**DOCUMENT**

Located approximately 23 million light-years away, it resides in the
constellation Canes Venatici.
The leftmost
panel (a) shows the Whirlpool in visible light, much as our eye might see it
through a powerful telescope. In fact, this image comes from the Kitt Peak
National Observatory 2.1-meter (6.8-foot) telescope. The spiraling arms are
laced with dark threads of dust that radiate little visible light and obscure
stars positioned within or behind them.
The second
panel from the left (b) includes two visible-light wavelengths (in blue and
green) from Kitt Peak but adds Spitzer's infrared data in red. This emphasizes
how the dark dust veins that block our view in visible light begin to light up
at these longer, infrared wavelengths.
Spitzer's
full infrared view can be seen in the right two panels, which cover slightly
different ranges of infrared light.
In the middle-right
panel (c), we see three wavelengths of infrared light: 3.6 microns (shown in
blue), 4.5 microns (green) and 8 microns (red). The blended light from the
billions of stars in the Whirlpool is brightest at the shorter infrared
wavelengths and is seen here as a blue haze. The individual blue dots across
the image are mostly nearby stars and a few distant galaxies. Red features show
us dust composed mostly of carbon that is lit up by the stars in the galaxy.

**INSTRUCTION 1**
In the Whirlpool galaxy text, which telescope produced the visible-light image in panel (a)?
The entries below are unrelated to the Whirlpool galaxy text.

**MATERIAL PROVIDED**
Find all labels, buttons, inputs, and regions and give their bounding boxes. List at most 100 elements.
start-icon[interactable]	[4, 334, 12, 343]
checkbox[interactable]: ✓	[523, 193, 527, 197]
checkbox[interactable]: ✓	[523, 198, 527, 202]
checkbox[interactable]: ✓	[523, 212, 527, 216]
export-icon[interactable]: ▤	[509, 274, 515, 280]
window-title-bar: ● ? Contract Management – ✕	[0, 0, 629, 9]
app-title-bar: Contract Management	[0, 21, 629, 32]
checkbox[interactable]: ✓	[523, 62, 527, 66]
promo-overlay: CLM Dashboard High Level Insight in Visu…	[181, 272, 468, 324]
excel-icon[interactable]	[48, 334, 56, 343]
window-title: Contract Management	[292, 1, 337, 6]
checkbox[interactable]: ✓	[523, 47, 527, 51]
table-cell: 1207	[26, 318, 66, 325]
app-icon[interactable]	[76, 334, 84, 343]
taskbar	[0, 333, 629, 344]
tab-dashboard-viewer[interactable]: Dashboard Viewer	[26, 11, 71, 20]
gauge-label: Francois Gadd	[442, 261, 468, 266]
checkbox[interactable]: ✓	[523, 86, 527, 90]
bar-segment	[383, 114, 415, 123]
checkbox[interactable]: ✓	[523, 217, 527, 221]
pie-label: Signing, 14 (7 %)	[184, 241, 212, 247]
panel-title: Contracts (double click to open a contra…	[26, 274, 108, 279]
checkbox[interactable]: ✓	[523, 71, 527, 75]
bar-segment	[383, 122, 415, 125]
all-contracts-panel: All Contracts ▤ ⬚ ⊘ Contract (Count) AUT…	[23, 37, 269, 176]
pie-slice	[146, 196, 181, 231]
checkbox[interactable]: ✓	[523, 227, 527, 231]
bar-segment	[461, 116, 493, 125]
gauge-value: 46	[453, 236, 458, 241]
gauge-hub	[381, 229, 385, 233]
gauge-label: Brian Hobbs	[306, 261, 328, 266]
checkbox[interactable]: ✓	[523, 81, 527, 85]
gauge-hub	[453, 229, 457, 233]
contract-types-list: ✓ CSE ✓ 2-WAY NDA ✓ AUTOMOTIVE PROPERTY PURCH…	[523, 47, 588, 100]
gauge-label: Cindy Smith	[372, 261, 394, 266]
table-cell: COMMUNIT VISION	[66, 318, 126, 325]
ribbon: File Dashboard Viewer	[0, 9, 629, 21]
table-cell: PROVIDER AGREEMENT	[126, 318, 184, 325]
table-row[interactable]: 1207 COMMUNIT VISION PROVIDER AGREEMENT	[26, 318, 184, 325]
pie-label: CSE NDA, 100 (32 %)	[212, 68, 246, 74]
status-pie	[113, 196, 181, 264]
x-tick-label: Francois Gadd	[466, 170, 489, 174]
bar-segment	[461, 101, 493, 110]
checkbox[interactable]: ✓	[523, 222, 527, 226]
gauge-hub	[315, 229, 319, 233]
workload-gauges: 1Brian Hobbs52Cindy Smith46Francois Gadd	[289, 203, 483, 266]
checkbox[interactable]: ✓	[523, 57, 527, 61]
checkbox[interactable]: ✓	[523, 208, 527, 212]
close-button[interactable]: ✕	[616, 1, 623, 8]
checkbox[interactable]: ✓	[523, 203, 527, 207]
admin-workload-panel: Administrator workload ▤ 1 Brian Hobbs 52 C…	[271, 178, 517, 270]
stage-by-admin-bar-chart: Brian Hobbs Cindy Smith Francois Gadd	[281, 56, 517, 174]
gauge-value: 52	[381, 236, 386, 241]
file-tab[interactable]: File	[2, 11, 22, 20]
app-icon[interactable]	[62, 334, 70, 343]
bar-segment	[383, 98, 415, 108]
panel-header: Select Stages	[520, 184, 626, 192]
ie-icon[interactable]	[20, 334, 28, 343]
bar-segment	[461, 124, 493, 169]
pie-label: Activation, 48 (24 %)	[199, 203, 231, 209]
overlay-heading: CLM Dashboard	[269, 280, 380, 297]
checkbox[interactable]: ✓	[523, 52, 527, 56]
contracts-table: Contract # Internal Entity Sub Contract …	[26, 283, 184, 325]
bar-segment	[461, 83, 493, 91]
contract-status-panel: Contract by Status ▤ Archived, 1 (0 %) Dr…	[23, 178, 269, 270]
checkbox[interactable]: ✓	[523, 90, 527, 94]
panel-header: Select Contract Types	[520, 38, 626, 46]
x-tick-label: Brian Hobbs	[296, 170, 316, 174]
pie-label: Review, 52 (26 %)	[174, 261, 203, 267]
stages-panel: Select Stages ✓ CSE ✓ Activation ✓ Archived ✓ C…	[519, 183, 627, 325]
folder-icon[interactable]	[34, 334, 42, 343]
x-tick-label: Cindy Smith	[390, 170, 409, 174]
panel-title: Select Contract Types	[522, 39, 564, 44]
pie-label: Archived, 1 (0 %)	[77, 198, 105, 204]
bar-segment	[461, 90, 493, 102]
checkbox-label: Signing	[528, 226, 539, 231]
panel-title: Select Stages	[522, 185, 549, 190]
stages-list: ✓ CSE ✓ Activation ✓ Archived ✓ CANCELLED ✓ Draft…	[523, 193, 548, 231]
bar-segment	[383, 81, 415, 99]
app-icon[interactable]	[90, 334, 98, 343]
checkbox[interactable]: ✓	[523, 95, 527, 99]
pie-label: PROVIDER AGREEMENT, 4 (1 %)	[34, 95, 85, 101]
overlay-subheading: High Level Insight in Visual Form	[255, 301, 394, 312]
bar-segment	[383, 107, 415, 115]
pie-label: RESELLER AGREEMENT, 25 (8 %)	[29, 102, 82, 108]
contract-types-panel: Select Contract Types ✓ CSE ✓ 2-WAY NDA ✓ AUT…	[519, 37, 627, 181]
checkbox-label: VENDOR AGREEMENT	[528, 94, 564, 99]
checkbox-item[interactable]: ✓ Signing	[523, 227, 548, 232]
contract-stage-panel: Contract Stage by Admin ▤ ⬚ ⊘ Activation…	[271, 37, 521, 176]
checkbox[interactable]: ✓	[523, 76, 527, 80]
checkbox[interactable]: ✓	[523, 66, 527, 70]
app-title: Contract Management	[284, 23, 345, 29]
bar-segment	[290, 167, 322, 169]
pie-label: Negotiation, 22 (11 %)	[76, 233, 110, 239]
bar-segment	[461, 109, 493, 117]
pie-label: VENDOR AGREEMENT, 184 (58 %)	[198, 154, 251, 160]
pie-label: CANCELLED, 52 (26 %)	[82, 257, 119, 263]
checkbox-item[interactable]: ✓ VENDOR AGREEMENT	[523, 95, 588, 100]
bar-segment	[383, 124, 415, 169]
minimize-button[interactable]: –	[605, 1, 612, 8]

* * *

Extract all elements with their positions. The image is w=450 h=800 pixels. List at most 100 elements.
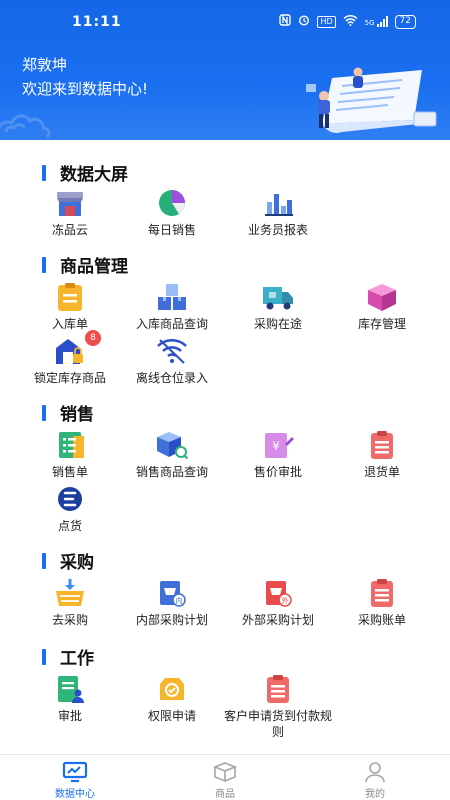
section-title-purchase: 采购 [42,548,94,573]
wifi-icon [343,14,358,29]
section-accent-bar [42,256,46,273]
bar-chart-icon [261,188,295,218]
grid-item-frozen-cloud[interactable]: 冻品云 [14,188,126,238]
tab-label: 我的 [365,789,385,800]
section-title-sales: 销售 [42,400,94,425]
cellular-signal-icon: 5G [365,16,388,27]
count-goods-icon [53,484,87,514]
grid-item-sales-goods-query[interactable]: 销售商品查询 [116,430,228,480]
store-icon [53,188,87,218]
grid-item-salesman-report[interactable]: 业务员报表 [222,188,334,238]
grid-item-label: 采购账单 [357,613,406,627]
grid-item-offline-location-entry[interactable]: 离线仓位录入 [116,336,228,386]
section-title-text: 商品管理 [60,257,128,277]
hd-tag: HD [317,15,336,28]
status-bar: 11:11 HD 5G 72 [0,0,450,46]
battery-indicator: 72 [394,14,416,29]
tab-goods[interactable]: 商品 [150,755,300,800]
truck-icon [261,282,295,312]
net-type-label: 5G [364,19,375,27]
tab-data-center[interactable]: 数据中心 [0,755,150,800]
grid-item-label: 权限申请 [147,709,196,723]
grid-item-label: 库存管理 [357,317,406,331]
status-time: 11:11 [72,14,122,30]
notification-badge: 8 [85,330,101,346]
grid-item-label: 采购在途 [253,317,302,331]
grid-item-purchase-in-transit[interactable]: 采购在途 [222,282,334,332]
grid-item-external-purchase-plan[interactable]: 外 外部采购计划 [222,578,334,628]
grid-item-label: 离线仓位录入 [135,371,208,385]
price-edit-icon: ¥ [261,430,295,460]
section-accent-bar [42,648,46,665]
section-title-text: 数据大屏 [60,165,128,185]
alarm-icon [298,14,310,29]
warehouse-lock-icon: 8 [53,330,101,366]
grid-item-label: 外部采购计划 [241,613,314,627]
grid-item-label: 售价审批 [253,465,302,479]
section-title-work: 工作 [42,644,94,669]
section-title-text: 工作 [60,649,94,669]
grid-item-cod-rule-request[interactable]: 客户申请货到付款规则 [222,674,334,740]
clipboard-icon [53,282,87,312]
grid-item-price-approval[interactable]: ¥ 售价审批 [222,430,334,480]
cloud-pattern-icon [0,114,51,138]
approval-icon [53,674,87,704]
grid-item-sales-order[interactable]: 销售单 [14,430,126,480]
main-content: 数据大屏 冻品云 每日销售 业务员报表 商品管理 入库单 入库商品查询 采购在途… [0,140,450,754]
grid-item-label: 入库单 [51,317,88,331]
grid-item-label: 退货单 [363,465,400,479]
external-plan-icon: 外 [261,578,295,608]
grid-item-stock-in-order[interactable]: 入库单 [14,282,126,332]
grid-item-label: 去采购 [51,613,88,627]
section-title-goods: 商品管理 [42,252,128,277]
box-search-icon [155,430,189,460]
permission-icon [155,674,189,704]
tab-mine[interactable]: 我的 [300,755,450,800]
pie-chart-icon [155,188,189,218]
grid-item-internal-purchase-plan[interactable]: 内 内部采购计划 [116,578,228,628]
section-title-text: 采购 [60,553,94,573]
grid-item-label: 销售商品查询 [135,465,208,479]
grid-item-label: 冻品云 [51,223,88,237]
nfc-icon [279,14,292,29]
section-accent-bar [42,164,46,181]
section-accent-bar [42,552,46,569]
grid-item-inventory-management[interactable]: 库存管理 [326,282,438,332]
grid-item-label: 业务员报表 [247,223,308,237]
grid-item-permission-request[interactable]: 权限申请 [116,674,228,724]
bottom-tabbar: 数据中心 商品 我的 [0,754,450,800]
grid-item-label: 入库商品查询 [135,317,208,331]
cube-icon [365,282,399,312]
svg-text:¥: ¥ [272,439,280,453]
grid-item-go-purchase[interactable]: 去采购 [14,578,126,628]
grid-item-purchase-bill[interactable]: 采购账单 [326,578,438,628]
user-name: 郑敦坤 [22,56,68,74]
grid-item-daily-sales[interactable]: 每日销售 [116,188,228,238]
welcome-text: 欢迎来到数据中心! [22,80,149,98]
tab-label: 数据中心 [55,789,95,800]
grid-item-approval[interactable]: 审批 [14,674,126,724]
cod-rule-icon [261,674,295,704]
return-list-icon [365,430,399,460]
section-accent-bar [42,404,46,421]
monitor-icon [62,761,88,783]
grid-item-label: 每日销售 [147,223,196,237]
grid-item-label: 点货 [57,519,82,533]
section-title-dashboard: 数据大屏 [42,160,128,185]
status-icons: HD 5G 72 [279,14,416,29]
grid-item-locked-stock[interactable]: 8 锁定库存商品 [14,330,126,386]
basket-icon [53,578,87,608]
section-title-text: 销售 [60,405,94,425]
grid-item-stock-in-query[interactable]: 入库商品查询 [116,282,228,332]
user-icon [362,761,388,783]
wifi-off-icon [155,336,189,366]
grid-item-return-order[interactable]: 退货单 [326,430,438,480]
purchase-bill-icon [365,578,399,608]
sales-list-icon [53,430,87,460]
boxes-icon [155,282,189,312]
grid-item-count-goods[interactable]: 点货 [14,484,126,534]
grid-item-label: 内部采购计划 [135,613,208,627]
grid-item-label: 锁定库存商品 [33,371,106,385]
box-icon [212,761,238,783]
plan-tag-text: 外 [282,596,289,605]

**INSTRUCTION 2**
Report every line of the entries that contains the string "window". Case counts.

**CORRECT OUTPUT 1**
The Kitt Peak National Observatory 2.1-meter (6.8-foot) telescope.

**CORRECT OUTPUT 2**
window-title-bar: ● ? Contract Management – ✕	[0, 0, 629, 9]
window-title: Contract Management	[292, 1, 337, 6]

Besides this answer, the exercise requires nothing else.